What you need to do | Tally the lines holding the string "点击选择时间" and reply with that number alone.

Material supplied |
━━━━━━━━

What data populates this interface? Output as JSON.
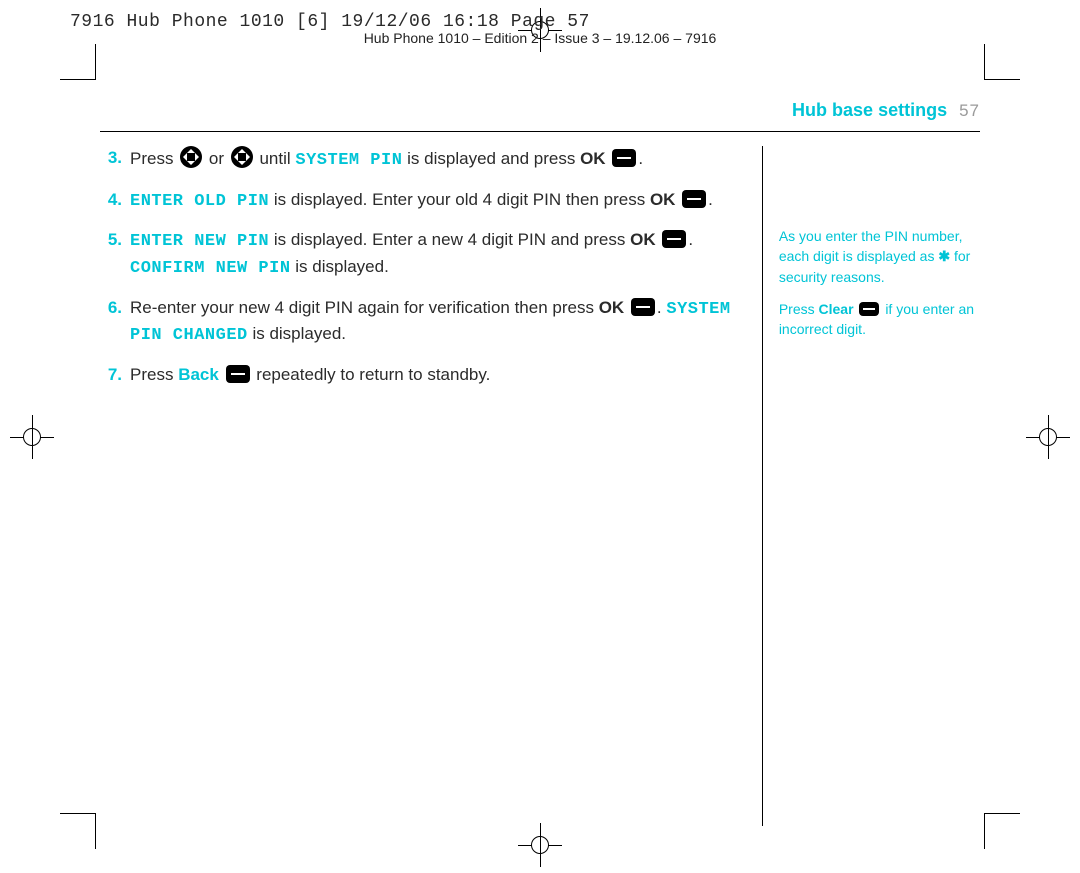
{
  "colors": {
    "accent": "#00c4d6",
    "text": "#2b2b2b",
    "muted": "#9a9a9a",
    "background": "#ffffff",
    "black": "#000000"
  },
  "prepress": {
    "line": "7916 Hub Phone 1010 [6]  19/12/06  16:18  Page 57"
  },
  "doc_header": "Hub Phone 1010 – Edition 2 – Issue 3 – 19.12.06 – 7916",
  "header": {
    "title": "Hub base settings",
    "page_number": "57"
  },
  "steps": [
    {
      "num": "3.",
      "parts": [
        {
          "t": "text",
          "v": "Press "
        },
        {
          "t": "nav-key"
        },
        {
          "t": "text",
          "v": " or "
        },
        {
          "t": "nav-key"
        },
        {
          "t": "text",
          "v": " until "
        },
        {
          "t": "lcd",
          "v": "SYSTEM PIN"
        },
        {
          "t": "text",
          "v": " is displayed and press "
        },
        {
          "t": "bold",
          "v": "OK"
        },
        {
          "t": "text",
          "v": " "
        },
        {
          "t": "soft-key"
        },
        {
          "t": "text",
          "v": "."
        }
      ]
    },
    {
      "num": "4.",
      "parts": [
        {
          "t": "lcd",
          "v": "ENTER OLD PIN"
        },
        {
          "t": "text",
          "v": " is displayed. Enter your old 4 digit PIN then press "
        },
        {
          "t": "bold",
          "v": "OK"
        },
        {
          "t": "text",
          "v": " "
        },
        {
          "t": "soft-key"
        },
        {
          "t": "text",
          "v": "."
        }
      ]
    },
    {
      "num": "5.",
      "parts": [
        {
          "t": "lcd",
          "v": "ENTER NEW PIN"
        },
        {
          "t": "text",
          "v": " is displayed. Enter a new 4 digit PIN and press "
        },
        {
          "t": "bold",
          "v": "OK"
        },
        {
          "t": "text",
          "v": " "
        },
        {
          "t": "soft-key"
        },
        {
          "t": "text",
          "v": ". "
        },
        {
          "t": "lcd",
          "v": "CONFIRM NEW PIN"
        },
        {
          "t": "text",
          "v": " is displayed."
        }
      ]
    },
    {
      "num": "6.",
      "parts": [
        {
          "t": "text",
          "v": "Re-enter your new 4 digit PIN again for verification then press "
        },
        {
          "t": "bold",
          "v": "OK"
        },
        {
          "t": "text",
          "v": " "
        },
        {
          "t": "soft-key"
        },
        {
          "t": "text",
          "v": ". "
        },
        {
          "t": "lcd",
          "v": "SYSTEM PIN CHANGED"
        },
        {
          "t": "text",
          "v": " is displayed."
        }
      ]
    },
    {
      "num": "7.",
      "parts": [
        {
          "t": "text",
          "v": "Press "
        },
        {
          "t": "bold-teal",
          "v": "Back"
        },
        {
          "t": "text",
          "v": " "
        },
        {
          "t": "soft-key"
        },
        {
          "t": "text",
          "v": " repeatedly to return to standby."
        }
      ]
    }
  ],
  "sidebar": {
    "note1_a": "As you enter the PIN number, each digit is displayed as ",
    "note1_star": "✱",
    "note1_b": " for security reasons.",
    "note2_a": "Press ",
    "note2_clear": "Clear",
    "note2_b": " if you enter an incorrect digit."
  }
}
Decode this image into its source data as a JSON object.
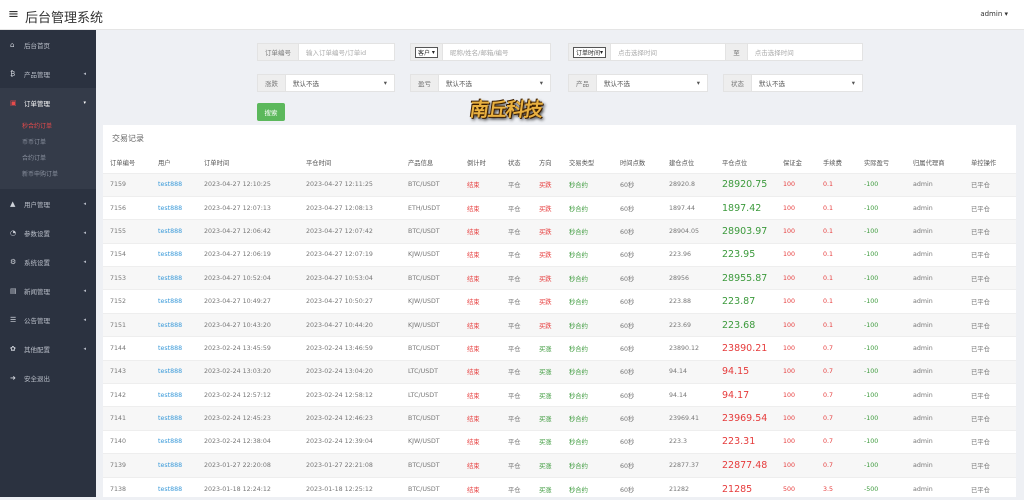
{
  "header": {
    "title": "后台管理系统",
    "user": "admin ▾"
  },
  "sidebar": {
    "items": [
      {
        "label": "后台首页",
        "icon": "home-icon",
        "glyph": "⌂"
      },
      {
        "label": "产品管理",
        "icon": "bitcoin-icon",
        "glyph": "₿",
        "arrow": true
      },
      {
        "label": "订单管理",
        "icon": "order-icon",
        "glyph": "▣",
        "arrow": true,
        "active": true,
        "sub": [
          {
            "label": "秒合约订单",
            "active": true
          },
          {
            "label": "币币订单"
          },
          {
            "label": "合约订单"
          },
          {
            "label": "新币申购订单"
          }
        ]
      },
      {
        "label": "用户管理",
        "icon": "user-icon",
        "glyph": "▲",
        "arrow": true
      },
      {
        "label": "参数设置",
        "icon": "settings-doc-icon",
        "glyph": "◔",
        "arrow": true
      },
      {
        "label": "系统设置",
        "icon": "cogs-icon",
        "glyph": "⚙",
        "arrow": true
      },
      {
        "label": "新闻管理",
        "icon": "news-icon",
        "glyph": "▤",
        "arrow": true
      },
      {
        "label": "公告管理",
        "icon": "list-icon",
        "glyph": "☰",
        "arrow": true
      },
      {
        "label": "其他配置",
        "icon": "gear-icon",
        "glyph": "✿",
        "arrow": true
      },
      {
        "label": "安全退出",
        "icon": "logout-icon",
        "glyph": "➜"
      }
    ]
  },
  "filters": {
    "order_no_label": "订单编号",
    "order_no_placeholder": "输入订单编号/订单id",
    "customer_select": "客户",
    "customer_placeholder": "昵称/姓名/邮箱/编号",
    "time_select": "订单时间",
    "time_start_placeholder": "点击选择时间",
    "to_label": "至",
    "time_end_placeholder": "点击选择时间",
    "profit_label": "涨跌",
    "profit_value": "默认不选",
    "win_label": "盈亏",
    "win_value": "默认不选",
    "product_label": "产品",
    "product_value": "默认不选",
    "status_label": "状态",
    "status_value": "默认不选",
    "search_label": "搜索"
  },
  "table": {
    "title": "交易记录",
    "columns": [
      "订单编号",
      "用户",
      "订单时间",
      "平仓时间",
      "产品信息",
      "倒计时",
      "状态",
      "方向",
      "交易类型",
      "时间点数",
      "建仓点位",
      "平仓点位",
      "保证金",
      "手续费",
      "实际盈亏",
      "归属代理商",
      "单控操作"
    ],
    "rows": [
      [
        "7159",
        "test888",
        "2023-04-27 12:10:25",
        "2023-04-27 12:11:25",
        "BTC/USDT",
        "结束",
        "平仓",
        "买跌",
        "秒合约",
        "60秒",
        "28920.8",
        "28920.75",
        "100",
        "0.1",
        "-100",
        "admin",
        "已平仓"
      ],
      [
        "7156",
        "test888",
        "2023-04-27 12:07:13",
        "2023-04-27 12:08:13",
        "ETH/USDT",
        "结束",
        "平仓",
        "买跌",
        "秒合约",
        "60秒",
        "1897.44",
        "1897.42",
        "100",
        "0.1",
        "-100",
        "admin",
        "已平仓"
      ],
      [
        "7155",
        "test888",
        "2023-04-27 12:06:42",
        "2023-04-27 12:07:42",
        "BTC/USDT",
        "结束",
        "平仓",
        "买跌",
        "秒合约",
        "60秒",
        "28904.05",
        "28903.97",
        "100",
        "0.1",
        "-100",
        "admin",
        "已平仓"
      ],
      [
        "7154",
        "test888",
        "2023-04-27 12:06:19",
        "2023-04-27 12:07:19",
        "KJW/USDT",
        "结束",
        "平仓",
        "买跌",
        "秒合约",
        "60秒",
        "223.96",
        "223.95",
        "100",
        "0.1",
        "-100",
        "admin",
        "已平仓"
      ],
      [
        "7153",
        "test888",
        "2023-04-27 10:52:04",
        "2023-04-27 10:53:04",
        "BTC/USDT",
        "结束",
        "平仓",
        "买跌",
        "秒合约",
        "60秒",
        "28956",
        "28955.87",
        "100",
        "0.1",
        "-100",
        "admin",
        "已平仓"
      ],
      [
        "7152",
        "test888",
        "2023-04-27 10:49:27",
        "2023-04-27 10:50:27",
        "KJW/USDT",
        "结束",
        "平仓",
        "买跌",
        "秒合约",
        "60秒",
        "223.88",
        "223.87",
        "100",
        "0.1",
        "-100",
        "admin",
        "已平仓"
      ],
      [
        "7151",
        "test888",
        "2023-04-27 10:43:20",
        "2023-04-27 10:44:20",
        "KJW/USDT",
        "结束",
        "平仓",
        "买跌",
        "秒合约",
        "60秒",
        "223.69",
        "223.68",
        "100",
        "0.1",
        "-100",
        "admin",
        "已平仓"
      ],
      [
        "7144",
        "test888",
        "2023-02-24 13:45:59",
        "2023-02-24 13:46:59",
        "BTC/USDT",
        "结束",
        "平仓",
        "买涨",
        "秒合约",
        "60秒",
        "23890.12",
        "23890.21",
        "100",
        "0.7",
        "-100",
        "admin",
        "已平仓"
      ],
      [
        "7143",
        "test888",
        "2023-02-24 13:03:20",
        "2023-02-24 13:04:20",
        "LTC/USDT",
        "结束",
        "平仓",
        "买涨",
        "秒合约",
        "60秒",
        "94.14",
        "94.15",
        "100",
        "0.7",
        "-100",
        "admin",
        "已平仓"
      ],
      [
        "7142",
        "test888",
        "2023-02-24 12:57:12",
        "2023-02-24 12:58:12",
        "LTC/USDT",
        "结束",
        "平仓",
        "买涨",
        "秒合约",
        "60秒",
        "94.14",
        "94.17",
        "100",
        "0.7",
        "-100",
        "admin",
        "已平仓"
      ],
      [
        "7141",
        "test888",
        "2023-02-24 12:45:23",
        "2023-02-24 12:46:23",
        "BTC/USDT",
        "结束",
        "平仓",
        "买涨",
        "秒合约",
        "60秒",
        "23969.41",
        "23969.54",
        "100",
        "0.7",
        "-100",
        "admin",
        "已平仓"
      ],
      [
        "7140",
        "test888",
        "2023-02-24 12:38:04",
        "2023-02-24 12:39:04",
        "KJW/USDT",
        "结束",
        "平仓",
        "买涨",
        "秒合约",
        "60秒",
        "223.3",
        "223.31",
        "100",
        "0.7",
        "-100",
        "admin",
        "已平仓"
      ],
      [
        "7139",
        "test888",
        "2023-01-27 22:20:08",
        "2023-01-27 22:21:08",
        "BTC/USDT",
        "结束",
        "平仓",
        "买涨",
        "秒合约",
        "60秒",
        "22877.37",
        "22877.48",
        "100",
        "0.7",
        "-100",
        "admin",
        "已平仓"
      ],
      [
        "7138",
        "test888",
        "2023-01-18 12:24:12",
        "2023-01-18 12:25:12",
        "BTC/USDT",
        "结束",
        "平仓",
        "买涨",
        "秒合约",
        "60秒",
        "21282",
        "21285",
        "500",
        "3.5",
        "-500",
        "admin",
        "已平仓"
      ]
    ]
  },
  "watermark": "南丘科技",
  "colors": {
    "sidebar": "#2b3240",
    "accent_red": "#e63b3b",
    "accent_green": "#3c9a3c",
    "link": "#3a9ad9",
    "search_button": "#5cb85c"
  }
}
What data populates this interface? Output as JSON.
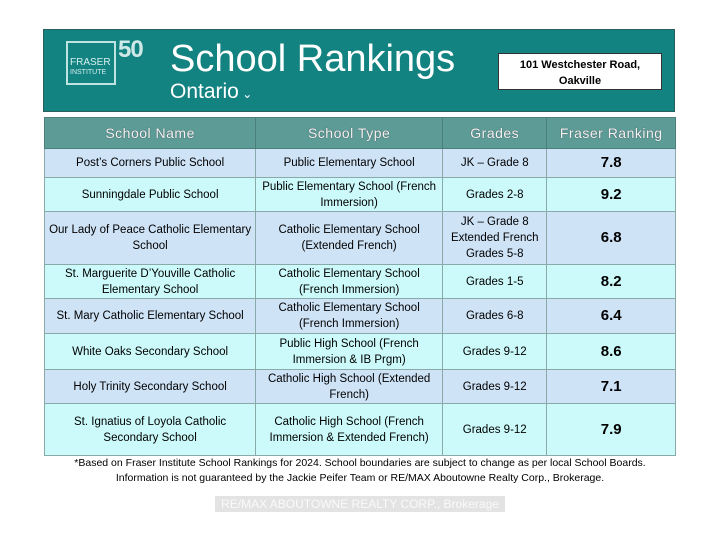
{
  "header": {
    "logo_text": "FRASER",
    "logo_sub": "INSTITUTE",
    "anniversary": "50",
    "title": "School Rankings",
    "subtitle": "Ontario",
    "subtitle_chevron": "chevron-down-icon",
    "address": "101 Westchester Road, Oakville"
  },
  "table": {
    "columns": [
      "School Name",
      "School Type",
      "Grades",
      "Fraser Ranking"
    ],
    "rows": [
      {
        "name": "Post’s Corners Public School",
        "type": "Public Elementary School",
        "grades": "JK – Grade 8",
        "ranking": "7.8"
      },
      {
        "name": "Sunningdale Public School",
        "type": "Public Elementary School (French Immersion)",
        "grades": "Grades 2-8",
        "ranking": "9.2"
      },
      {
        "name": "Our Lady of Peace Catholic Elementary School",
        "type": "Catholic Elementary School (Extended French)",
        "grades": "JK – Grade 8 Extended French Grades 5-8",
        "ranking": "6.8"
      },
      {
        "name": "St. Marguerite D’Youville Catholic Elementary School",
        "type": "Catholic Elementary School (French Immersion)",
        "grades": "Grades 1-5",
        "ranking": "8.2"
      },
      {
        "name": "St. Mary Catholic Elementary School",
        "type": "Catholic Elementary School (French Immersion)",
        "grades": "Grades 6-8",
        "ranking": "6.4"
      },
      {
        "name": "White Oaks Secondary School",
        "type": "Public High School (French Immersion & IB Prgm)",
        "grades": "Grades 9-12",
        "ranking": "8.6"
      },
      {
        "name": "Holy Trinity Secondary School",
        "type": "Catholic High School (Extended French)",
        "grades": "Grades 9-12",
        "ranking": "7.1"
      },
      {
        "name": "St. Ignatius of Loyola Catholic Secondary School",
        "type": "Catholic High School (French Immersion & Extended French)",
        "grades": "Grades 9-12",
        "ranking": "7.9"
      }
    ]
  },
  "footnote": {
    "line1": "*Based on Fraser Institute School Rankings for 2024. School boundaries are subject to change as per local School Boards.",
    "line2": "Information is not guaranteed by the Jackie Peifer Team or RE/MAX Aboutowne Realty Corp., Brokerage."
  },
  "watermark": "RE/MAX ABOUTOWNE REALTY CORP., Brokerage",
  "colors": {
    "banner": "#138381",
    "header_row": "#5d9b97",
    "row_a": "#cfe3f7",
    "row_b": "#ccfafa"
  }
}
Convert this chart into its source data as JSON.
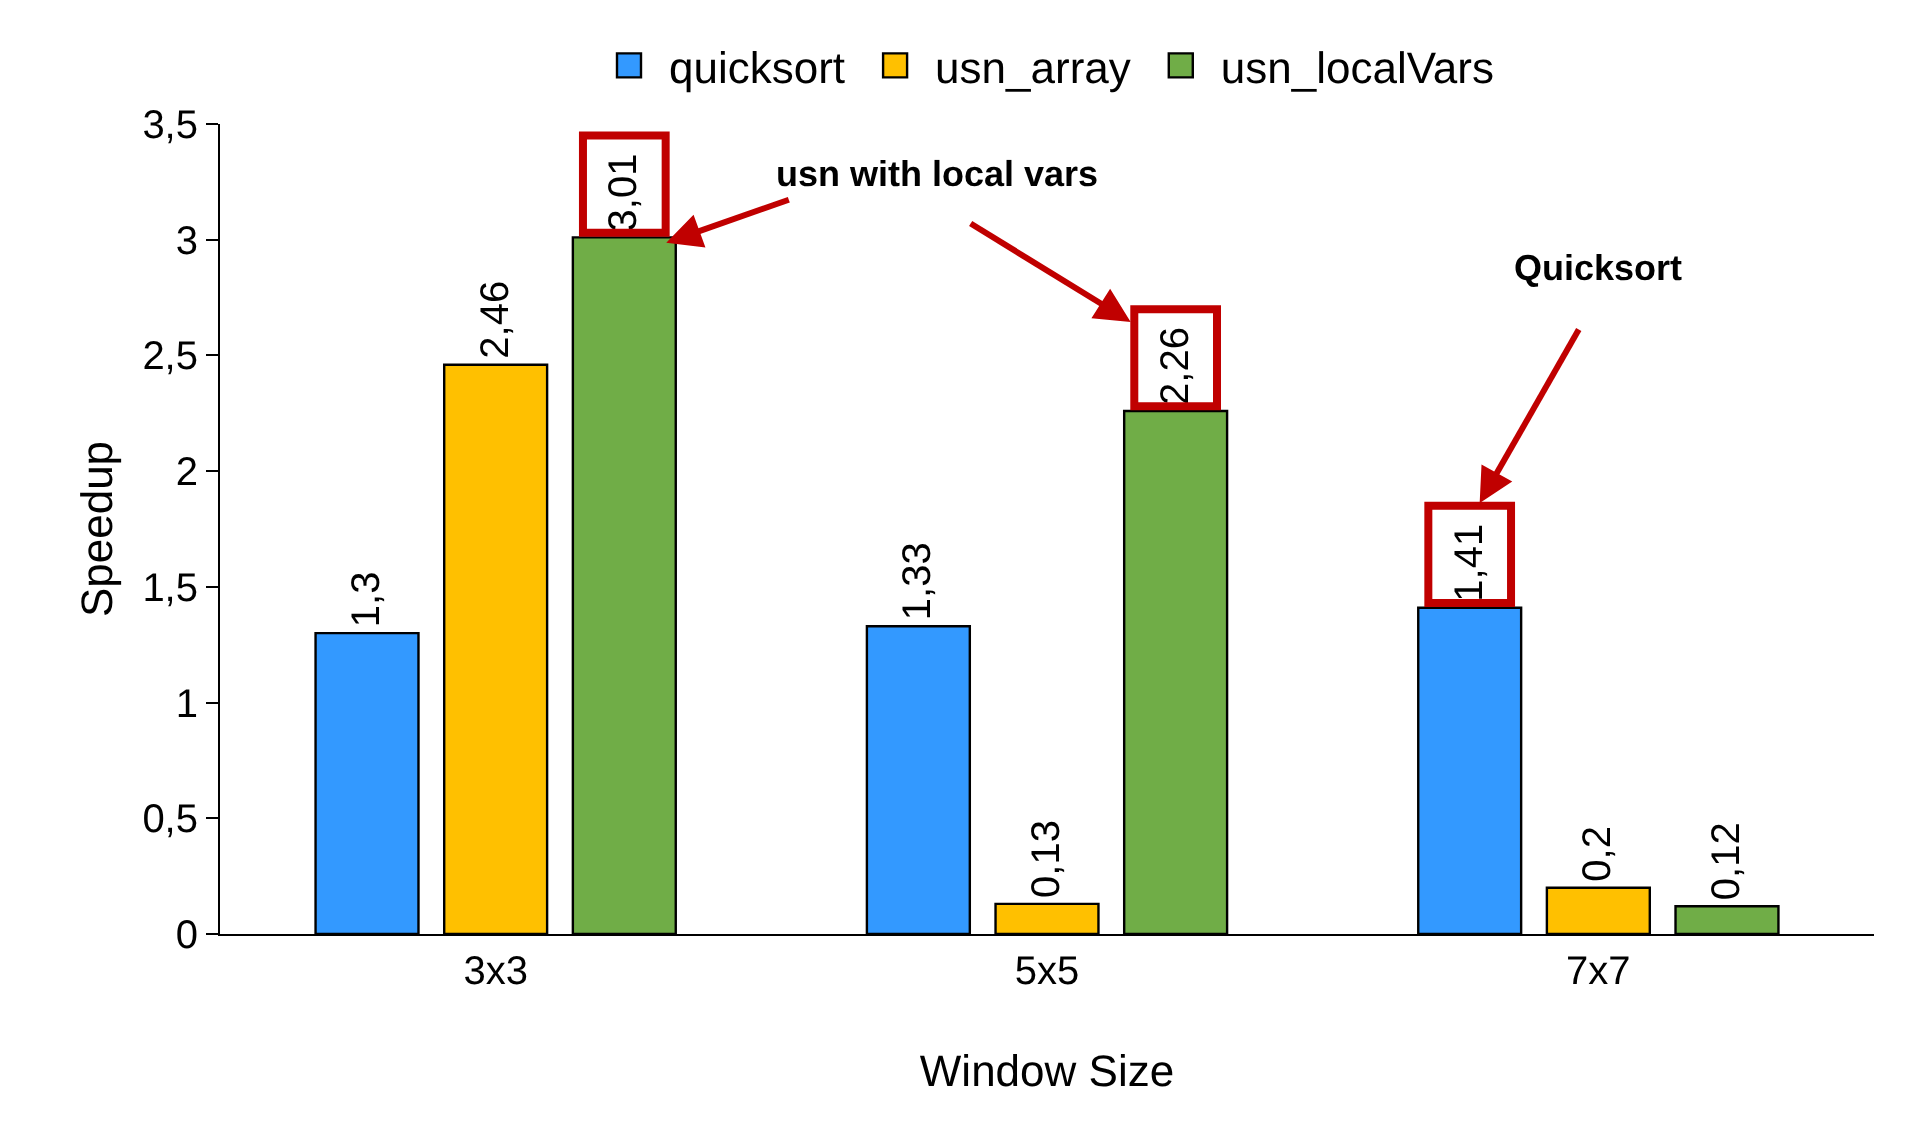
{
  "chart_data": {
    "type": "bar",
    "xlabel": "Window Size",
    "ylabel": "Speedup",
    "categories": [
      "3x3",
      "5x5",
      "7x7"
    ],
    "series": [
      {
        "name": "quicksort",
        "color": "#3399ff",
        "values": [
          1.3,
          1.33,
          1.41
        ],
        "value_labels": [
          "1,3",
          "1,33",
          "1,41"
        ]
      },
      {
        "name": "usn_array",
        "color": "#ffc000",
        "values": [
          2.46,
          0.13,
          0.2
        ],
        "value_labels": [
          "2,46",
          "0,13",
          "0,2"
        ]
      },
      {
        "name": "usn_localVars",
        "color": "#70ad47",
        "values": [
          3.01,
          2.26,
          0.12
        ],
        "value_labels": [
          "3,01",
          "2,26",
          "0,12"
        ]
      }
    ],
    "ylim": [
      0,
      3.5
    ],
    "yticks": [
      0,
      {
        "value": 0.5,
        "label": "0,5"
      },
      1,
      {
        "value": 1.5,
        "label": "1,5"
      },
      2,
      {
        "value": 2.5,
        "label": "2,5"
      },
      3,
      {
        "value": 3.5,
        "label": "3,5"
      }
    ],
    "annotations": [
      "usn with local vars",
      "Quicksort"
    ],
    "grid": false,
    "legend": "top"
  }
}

━━━━━━━━

Answer to the task | 2